* **Extrait du texte**:
====

Dimanche 16 juin, à 6 heures du matin, un syndicaliste de La Poste des Hauts-de-Seine, Gaël Quirante, a été réveillé par la police chez lui. Il a été emmené au commissariat et placé en garde à vue pour plus de 24 heures. Deux autres personnes ont été interpellées dans les mêmes conditions.
Gaël est délégué syndical dans ce département où une grève dure depuis près de 15 mois pour empêcher des réorganisations, synonymes de suppressions de postes et d'augmentation de la charge de travail.
Une arrestation pour casser la lutte
Après des semaines de négociations, et alors que les 150 grévistes ont depuis plus d'un an des paies à zéro euro, un protocole de fin de conflit était sur le point d'être signé. Mais la direction de l'entreprise refuse toujours de garantir qu'aucune sanction ne sera prononcée pour les militants et militantes de la grève et elle refuse de reporter significativement les prochaines réorganisations sur les bureaux les plus touchés par la grève. Elle a même menacé de retirer les avancées précédemment obtenues par des grévistes.
Accepter ces dernières conditions ne coûterait rien à cette entreprise, dont le chiffre d'affaires est de plus de 24 millions d'euros ! Elle préfère au contraire dépenser de l'argent pour faire durer le conflit, en embauchant des intérimaires et en payant cher des vigiles et des huissiers. Cette politique ne fait pas de mystère : il s'agit de dissuader ceux et celles qui osent se battre pour leurs droits.
C'est dans le même sens que Gaël a été arrêté : vendredi 14 juin, avec une centaine de grévistes et de leurs soutiens, il a participé à une occupation du siège national de La Poste. Au lieu d'envoyer un interlocuteur pour rouvrir les négociations, la direction a préféré appeler la police pour déloger les militants et militantes.

====

* **À faire**:
1) Recopiez le passage du texte sur la grève à La Poste situé entre « Dimanche 16 juin, à » et « les mêmes conditions. », ces deux bornes comprises.
2) D'après le texte sur la grève à La Poste, depuis combien de temps la grève dure-t-elle dans les Hauts-de-Seine ?
3) Prolongez le texte sur la grève à La Poste à partir de l'endroit où il s'arrête.
Les enregistrements proviennent d'une autre source.

====

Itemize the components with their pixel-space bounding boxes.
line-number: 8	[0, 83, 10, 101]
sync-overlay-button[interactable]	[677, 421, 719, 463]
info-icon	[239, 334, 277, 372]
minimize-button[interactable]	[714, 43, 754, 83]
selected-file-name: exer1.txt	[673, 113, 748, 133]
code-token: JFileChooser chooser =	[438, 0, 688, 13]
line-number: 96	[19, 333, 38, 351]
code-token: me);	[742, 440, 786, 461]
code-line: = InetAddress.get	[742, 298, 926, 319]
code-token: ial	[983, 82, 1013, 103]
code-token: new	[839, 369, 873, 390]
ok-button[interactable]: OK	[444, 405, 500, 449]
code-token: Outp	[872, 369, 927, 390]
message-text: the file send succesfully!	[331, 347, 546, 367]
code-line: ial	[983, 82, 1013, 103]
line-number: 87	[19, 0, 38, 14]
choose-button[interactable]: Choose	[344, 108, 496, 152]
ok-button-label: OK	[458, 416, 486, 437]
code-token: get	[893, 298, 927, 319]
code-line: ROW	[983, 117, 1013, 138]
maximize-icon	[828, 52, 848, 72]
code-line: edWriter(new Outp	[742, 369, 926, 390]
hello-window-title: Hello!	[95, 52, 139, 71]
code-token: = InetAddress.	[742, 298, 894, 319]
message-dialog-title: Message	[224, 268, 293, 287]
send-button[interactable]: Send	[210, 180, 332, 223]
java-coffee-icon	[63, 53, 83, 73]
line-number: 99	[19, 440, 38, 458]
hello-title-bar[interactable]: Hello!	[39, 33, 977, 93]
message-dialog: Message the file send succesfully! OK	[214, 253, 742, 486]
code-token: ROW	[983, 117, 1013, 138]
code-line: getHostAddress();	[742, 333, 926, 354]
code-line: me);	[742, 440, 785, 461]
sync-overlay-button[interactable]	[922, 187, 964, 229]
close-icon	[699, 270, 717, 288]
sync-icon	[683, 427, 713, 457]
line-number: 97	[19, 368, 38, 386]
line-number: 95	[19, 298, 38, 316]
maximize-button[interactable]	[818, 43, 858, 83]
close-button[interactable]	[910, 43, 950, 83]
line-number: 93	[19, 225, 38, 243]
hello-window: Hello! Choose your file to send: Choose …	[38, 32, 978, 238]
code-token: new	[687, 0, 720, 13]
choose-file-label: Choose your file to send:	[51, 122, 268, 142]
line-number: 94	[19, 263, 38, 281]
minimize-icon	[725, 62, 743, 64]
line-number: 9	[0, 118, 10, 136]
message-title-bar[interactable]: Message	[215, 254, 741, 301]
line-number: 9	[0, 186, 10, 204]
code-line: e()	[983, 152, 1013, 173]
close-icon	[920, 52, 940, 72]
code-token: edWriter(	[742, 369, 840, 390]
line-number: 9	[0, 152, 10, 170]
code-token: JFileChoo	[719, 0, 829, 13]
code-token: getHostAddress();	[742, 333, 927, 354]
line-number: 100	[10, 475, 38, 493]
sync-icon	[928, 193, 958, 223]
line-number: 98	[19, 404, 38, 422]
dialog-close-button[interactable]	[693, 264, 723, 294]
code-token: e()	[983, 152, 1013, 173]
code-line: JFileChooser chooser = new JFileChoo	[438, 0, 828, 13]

====

* **Réponses**:
1)
Dimanche 16 juin, à 6 heures du matin, un syndicaliste de La Poste des Hauts-de-Seine, Gaël Quirante, a été réveillé par la police chez lui. Il a été emmené au commissariat et placé en garde à vue pour plus de 24 heures. Deux autres personnes ont été interpellées dans les mêmes conditions.

2) Depuis près de 15 mois.

3)
Résultat, Gaël a donc été arrêté pour « dégradation » du matériel postal... Alors même que sur des vidéos visibles sur les réseaux sociaux, on voit bien que c'est la police qui a cassé une porte à coups de bélier et de masse. L'occupation était pacifique et sans dégradation.
Et qui dégrade le service public postal, sinon l'entreprise qui ferme 500 bureaux par an et a supprimé 100 000 emplois en dix ans ? Qui devrait se faire arrêter, sinon les dirigeants d'une boîte dont les méthodes managériales poussent parfois les travailleurs et les travailleuses au pire ?
Finalement, après plus de 24 heures de garde à vue, les accusations ont changé : Gaël s'est vu reprocher une « violation de domicile », alors que la justice reconnaît pourtant que l'occupation d'un siège est un mode d'action normal dans un conflit social. Il est finalement ressorti sans poursuite connue à cette heure, preuve que cette garde à vue était totalement injustifiée.
Tout cela ne tient pas la route : il est évident qu'il s'agit d'un prétexte pour mettre des bâtons dans les roues de la grève. C'est pour cela qu'ont aussi été arrêtés une militante du comité de soutien aux grévistes et un journaliste indépendant, qui avait filmé pendant l'occupation du siège. Manifestement, non seulement il ne fait pas bon contester le patronat, mais il ne faudrait même pas soutenir ou montrer ceux et celles qui le font !
Une opération contre-productive
Ces arrestations ont provoqué une immense indignation parmi les travailleurs et les travailleuses de La Poste et bien au-delà. Des rassemblements ont eu lieu devant les commissariats jusqu'à la fin des garde à vue et c'est sous les acclamations de leurs camarades que les réprimés sont sortis.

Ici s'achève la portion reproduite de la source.